» **GIVEN INSTRUCTION**
Return each line of the material verbatim.

Stored data entries
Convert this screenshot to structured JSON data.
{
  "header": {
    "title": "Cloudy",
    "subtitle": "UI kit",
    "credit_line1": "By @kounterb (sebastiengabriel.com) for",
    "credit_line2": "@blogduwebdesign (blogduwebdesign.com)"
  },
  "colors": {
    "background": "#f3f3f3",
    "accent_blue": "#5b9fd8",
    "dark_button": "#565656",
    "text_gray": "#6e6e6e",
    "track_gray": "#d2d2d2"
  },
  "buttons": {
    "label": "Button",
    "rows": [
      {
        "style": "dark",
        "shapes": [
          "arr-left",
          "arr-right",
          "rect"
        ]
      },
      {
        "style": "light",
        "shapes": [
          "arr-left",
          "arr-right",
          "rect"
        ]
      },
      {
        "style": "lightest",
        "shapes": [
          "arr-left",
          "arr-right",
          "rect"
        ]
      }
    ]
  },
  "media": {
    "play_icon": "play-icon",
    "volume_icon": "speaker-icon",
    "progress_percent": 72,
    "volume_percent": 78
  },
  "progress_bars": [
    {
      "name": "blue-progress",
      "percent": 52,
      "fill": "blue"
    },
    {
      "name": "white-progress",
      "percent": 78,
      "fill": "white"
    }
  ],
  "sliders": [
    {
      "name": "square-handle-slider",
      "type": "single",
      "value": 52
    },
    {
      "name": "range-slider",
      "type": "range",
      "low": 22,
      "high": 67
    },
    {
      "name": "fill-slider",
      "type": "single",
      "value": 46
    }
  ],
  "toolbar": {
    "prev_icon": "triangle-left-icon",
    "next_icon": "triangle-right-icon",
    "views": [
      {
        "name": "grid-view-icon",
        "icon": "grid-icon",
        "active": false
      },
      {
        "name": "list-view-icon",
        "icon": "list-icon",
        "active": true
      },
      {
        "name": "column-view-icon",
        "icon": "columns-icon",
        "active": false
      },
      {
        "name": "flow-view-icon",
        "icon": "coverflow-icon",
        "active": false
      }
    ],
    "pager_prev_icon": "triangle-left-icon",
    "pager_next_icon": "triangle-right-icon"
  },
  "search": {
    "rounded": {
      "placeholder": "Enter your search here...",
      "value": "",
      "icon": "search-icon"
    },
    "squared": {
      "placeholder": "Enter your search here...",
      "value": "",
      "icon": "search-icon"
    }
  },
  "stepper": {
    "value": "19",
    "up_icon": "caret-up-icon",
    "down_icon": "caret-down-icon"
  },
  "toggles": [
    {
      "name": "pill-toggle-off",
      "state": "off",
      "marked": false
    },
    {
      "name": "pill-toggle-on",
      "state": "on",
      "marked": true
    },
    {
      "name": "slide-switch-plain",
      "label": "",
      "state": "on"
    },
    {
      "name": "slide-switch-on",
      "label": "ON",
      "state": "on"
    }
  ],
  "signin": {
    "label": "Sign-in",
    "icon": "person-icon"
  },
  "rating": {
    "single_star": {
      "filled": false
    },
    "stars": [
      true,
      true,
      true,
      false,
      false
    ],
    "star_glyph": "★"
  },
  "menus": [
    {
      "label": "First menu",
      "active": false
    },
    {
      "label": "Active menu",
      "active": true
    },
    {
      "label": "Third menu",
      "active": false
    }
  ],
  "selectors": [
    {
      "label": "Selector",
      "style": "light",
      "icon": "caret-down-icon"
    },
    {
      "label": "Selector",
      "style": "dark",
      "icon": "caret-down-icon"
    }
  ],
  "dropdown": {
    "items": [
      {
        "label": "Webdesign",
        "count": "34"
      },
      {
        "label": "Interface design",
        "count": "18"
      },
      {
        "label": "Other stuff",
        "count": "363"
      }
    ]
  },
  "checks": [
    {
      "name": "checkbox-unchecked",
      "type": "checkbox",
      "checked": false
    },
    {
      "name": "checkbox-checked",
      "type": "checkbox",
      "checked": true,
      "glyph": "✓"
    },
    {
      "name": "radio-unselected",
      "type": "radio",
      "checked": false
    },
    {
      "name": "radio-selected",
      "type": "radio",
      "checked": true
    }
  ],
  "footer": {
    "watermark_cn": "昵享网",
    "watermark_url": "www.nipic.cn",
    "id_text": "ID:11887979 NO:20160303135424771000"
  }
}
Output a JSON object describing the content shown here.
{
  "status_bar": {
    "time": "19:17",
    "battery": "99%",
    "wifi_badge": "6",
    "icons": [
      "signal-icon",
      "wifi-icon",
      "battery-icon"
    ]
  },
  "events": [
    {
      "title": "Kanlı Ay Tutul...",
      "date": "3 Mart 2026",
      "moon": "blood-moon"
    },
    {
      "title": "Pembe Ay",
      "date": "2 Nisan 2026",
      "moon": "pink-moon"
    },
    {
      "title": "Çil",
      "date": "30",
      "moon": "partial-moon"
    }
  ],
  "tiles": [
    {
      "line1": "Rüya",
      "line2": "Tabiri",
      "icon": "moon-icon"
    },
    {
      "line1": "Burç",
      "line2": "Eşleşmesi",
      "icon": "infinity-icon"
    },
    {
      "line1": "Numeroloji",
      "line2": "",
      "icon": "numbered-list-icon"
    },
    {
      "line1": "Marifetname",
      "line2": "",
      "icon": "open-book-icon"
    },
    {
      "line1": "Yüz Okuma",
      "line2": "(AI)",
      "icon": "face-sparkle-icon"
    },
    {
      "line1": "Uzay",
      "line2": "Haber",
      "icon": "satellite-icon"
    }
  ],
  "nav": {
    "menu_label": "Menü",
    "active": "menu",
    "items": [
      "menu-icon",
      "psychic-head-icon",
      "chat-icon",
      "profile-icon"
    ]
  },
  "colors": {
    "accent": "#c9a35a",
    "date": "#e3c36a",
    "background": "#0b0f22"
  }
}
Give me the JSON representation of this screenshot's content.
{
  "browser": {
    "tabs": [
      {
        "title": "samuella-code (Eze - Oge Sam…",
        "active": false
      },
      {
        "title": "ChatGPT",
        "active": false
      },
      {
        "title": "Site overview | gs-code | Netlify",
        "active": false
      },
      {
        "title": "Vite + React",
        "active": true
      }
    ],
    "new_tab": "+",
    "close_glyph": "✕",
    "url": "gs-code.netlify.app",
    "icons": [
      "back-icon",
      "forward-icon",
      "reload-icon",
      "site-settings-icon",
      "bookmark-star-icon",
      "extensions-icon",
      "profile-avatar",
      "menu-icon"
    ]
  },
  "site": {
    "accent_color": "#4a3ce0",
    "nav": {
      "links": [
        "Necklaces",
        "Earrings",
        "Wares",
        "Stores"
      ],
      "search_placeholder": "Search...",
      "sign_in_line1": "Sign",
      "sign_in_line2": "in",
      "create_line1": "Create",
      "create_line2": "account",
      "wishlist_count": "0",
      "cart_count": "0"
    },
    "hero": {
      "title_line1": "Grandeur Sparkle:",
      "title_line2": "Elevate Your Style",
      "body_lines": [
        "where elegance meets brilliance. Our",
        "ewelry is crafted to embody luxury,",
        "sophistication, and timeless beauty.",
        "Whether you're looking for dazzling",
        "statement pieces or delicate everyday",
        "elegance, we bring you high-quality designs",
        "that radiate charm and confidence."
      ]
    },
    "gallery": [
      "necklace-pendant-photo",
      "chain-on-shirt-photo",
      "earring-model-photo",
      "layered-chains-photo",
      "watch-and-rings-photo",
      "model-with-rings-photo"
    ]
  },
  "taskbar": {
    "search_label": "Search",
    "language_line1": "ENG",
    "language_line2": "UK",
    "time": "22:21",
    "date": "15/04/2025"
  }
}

» **EXERCISE SOLUTION**
Convert this screenshot to structured JSON data.
{
  "header": {
    "title": "Cloudy",
    "subtitle": "UI kit",
    "credit_line1": "By @kounterb (sebastiengabriel.com) for",
    "credit_line2": "@blogduwebdesign (blogduwebdesign.com)"
  },
  "colors": {
    "background": "#f3f3f3",
    "accent_blue": "#5b9fd8",
    "dark_button": "#565656",
    "text_gray": "#6e6e6e",
    "track_gray": "#d2d2d2"
  },
  "buttons": {
    "label": "Button",
    "rows": [
      {
        "style": "dark",
        "shapes": [
          "arr-left",
          "arr-right",
          "rect"
        ]
      },
      {
        "style": "light",
        "shapes": [
          "arr-left",
          "arr-right",
          "rect"
        ]
      },
      {
        "style": "lightest",
        "shapes": [
          "arr-left",
          "arr-right",
          "rect"
        ]
      }
    ]
  },
  "media": {
    "play_icon": "play-icon",
    "volume_icon": "speaker-icon",
    "progress_percent": 72,
    "volume_percent": 78
  },
  "progress_bars": [
    {
      "name": "blue-progress",
      "percent": 52,
      "fill": "blue"
    },
    {
      "name": "white-progress",
      "percent": 78,
      "fill": "white"
    }
  ],
  "sliders": [
    {
      "name": "square-handle-slider",
      "type": "single",
      "value": 52
    },
    {
      "name": "range-slider",
      "type": "range",
      "low": 22,
      "high": 67
    },
    {
      "name": "fill-slider",
      "type": "single",
      "value": 46
    }
  ],
  "toolbar": {
    "prev_icon": "triangle-left-icon",
    "next_icon": "triangle-right-icon",
    "views": [
      {
        "name": "grid-view-icon",
        "icon": "grid-icon",
        "active": false
      },
      {
        "name": "list-view-icon",
        "icon": "list-icon",
        "active": true
      },
      {
        "name": "column-view-icon",
        "icon": "columns-icon",
        "active": false
      },
      {
        "name": "flow-view-icon",
        "icon": "coverflow-icon",
        "active": false
      }
    ],
    "pager_prev_icon": "triangle-left-icon",
    "pager_next_icon": "triangle-right-icon"
  },
  "search": {
    "rounded": {
      "placeholder": "Enter your search here...",
      "value": "",
      "icon": "search-icon"
    },
    "squared": {
      "placeholder": "Enter your search here...",
      "value": "",
      "icon": "search-icon"
    }
  },
  "stepper": {
    "value": "19",
    "up_icon": "caret-up-icon",
    "down_icon": "caret-down-icon"
  },
  "toggles": [
    {
      "name": "pill-toggle-off",
      "state": "off",
      "marked": false
    },
    {
      "name": "pill-toggle-on",
      "state": "on",
      "marked": true
    },
    {
      "name": "slide-switch-plain",
      "label": "",
      "state": "on"
    },
    {
      "name": "slide-switch-on",
      "label": "ON",
      "state": "on"
    }
  ],
  "signin": {
    "label": "Sign-in",
    "icon": "person-icon"
  },
  "rating": {
    "single_star": {
      "filled": false
    },
    "stars": [
      true,
      true,
      true,
      false,
      false
    ],
    "star_glyph": "★"
  },
  "menus": [
    {
      "label": "First menu",
      "active": false
    },
    {
      "label": "Active menu",
      "active": true
    },
    {
      "label": "Third menu",
      "active": false
    }
  ],
  "selectors": [
    {
      "label": "Selector",
      "style": "light",
      "icon": "caret-down-icon"
    },
    {
      "label": "Selector",
      "style": "dark",
      "icon": "caret-down-icon"
    }
  ],
  "dropdown": {
    "items": [
      {
        "label": "Webdesign",
        "count": "34"
      },
      {
        "label": "Interface design",
        "count": "18"
      },
      {
        "label": "Other stuff",
        "count": "363"
      }
    ]
  },
  "checks": [
    {
      "name": "checkbox-unchecked",
      "type": "checkbox",
      "checked": false
    },
    {
      "name": "checkbox-checked",
      "type": "checkbox",
      "checked": true,
      "glyph": "✓"
    },
    {
      "name": "radio-unselected",
      "type": "radio",
      "checked": false
    },
    {
      "name": "radio-selected",
      "type": "radio",
      "checked": true
    }
  ],
  "footer": {
    "watermark_cn": "昵享网",
    "watermark_url": "www.nipic.cn",
    "id_text": "ID:11887979 NO:20160303135424771000"
  }
}
Output a JSON object describing the content shown here.
{
  "status_bar": {
    "time": "19:17",
    "battery": "99%",
    "wifi_badge": "6",
    "icons": [
      "signal-icon",
      "wifi-icon",
      "battery-icon"
    ]
  },
  "events": [
    {
      "title": "Kanlı Ay Tutul...",
      "date": "3 Mart 2026",
      "moon": "blood-moon"
    },
    {
      "title": "Pembe Ay",
      "date": "2 Nisan 2026",
      "moon": "pink-moon"
    },
    {
      "title": "Çil",
      "date": "30",
      "moon": "partial-moon"
    }
  ],
  "tiles": [
    {
      "line1": "Rüya",
      "line2": "Tabiri",
      "icon": "moon-icon"
    },
    {
      "line1": "Burç",
      "line2": "Eşleşmesi",
      "icon": "infinity-icon"
    },
    {
      "line1": "Numeroloji",
      "line2": "",
      "icon": "numbered-list-icon"
    },
    {
      "line1": "Marifetname",
      "line2": "",
      "icon": "open-book-icon"
    },
    {
      "line1": "Yüz Okuma",
      "line2": "(AI)",
      "icon": "face-sparkle-icon"
    },
    {
      "line1": "Uzay",
      "line2": "Haber",
      "icon": "satellite-icon"
    }
  ],
  "nav": {
    "menu_label": "Menü",
    "active": "menu",
    "items": [
      "menu-icon",
      "psychic-head-icon",
      "chat-icon",
      "profile-icon"
    ]
  },
  "colors": {
    "accent": "#c9a35a",
    "date": "#e3c36a",
    "background": "#0b0f22"
  }
}
Give me the JSON representation of this screenshot's content.
{
  "browser": {
    "tabs": [
      {
        "title": "samuella-code (Eze - Oge Sam…",
        "active": false
      },
      {
        "title": "ChatGPT",
        "active": false
      },
      {
        "title": "Site overview | gs-code | Netlify",
        "active": false
      },
      {
        "title": "Vite + React",
        "active": true
      }
    ],
    "new_tab": "+",
    "close_glyph": "✕",
    "url": "gs-code.netlify.app",
    "icons": [
      "back-icon",
      "forward-icon",
      "reload-icon",
      "site-settings-icon",
      "bookmark-star-icon",
      "extensions-icon",
      "profile-avatar",
      "menu-icon"
    ]
  },
  "site": {
    "accent_color": "#4a3ce0",
    "nav": {
      "links": [
        "Necklaces",
        "Earrings",
        "Wares",
        "Stores"
      ],
      "search_placeholder": "Search...",
      "sign_in_line1": "Sign",
      "sign_in_line2": "in",
      "create_line1": "Create",
      "create_line2": "account",
      "wishlist_count": "0",
      "cart_count": "0"
    },
    "hero": {
      "title_line1": "Grandeur Sparkle:",
      "title_line2": "Elevate Your Style",
      "body_lines": [
        "where elegance meets brilliance. Our",
        "ewelry is crafted to embody luxury,",
        "sophistication, and timeless beauty.",
        "Whether you're looking for dazzling",
        "statement pieces or delicate everyday",
        "elegance, we bring you high-quality designs",
        "that radiate charm and confidence."
      ]
    },
    "gallery": [
      "necklace-pendant-photo",
      "chain-on-shirt-photo",
      "earring-model-photo",
      "layered-chains-photo",
      "watch-and-rings-photo",
      "model-with-rings-photo"
    ]
  },
  "taskbar": {
    "search_label": "Search",
    "language_line1": "ENG",
    "language_line2": "UK",
    "time": "22:21",
    "date": "15/04/2025"
  }
}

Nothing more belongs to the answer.